| SET PROBLEM |
Lines containing the string "this" are to be collected in full.

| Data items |
=-=-=

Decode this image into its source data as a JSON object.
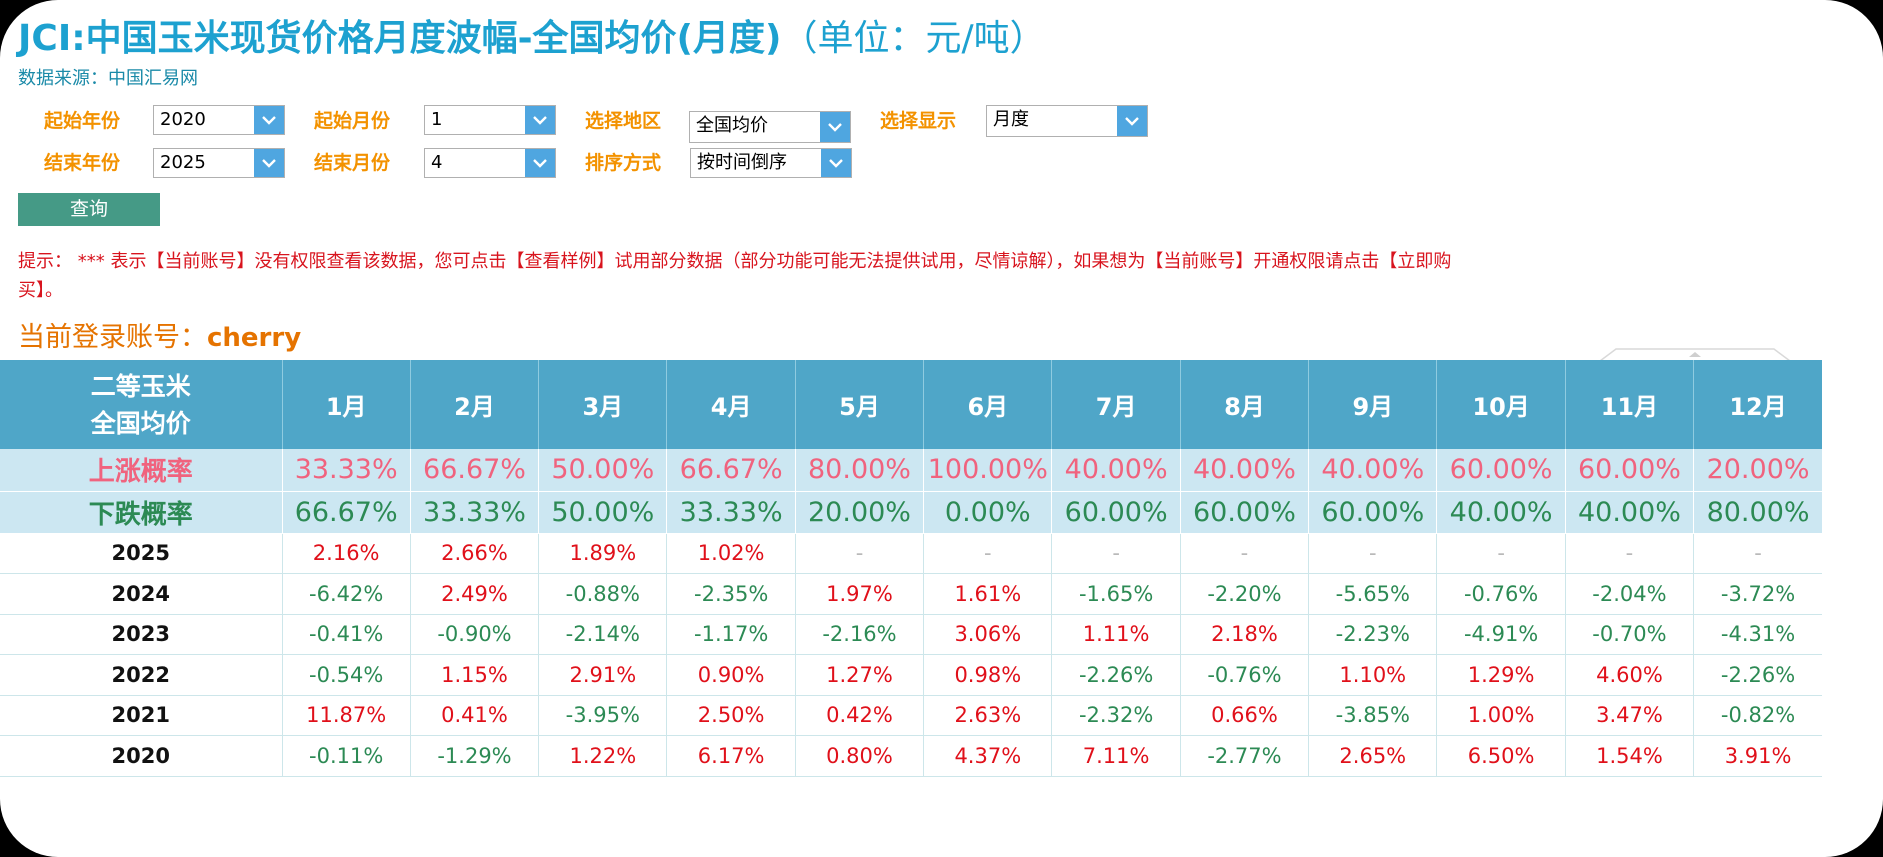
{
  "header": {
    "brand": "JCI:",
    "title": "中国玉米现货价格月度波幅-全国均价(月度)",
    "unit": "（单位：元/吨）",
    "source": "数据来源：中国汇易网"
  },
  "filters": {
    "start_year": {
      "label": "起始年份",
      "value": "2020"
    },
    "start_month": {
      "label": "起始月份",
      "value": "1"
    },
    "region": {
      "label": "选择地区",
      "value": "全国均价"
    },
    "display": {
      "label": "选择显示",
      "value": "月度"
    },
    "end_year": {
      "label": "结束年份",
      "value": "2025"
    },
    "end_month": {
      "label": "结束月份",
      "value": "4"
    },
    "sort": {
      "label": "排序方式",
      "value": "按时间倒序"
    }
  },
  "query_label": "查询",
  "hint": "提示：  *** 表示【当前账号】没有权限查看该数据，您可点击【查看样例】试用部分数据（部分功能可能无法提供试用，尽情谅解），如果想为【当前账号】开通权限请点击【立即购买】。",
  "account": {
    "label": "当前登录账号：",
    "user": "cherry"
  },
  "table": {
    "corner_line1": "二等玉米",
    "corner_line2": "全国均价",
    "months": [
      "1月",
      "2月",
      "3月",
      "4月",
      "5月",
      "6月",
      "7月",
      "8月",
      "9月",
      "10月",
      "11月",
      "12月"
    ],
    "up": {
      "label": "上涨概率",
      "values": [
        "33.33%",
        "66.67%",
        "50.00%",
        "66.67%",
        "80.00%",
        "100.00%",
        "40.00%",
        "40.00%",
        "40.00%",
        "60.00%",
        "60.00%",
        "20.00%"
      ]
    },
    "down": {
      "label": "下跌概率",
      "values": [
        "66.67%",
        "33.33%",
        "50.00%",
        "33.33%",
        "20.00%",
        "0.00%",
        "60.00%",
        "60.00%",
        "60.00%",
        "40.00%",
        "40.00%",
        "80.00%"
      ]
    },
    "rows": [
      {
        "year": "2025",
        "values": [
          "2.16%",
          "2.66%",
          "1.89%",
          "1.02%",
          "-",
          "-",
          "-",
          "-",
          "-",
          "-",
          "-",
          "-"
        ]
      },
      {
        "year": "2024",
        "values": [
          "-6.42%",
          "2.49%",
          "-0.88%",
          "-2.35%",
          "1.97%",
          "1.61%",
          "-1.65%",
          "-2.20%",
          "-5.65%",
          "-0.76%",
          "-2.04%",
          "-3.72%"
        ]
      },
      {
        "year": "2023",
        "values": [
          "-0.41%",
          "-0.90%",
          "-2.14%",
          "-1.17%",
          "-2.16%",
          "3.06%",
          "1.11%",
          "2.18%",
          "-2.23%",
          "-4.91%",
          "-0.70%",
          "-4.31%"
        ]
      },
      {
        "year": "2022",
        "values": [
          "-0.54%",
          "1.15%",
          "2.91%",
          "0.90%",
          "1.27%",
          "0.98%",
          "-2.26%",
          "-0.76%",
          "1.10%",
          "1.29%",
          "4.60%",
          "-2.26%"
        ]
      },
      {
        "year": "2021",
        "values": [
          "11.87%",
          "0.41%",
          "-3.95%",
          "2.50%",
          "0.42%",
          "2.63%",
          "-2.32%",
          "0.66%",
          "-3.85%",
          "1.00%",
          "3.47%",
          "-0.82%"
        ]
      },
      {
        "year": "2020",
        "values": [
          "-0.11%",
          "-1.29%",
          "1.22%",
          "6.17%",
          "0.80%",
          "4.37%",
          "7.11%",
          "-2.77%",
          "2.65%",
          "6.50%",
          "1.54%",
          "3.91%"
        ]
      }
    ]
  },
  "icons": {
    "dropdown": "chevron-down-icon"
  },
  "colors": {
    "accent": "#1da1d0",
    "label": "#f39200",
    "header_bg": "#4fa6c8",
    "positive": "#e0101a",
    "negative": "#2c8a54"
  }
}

=-=-=

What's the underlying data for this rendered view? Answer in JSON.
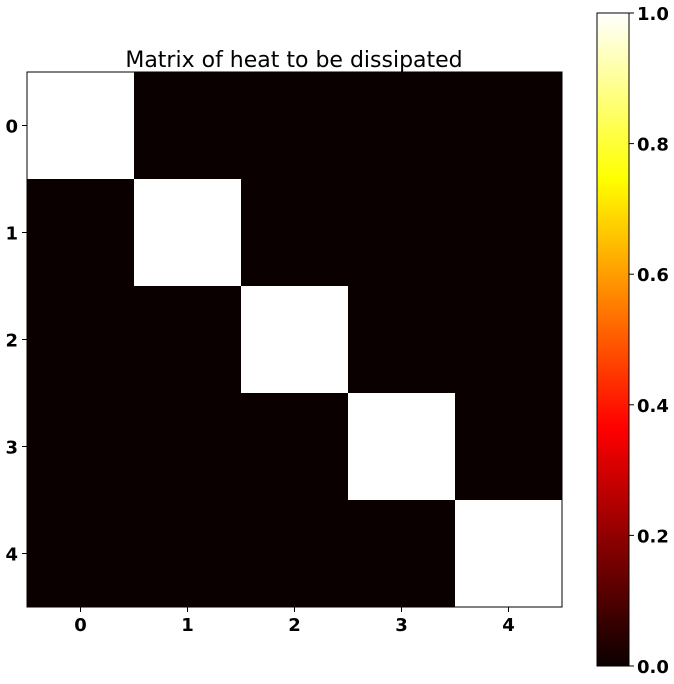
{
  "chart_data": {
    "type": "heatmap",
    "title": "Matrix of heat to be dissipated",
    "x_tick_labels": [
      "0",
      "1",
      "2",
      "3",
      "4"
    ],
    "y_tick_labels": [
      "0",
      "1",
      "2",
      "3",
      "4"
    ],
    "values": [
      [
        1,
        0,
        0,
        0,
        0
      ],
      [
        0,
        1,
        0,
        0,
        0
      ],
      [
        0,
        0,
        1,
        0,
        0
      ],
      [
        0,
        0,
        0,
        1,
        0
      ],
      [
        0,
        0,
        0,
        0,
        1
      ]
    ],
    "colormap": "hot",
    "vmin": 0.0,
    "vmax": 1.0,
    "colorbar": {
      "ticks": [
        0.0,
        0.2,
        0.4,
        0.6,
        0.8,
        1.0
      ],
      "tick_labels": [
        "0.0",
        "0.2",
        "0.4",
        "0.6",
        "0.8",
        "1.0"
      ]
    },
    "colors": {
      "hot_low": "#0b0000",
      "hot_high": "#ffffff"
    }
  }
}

=-=-=

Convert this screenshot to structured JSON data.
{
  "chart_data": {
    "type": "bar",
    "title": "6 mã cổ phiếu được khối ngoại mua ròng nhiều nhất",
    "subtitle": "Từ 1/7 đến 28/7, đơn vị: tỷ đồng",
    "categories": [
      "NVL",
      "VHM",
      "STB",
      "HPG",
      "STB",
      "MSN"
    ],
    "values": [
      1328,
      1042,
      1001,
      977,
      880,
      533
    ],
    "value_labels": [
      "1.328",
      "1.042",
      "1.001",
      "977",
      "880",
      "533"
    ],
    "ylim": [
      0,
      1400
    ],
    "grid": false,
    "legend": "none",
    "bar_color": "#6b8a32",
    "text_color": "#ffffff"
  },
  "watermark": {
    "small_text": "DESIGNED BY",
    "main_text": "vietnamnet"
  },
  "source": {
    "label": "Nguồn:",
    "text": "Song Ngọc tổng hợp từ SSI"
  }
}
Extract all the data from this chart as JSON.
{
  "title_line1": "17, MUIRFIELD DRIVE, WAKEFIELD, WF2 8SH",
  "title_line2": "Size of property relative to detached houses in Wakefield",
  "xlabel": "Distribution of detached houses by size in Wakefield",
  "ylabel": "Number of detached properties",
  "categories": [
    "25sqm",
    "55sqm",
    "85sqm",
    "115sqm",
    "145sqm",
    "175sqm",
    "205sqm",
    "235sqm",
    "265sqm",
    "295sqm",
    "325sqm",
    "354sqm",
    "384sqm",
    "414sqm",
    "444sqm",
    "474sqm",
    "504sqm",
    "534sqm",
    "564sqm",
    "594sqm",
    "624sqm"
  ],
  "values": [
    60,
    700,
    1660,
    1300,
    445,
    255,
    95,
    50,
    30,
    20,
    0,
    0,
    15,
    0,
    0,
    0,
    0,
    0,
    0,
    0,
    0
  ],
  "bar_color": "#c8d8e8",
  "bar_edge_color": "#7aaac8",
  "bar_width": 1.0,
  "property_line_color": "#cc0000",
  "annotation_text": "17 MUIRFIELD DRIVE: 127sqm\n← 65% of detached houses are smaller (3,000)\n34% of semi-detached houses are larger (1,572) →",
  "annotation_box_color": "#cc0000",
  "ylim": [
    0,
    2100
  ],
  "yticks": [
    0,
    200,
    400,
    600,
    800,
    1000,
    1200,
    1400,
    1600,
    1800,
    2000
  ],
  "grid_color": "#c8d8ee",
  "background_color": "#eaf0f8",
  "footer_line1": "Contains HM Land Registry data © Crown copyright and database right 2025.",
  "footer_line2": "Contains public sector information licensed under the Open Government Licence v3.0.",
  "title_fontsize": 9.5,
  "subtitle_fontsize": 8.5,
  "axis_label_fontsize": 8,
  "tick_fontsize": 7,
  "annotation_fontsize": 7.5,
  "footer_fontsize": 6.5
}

=-=-=

| FINAL ANSWER |
Decode this image into its source data as a JSON object.
What's the underlying data for this rendered view? Answer in JSON.
Convert this screenshot to structured JSON data.
Extract all the data from this chart as JSON.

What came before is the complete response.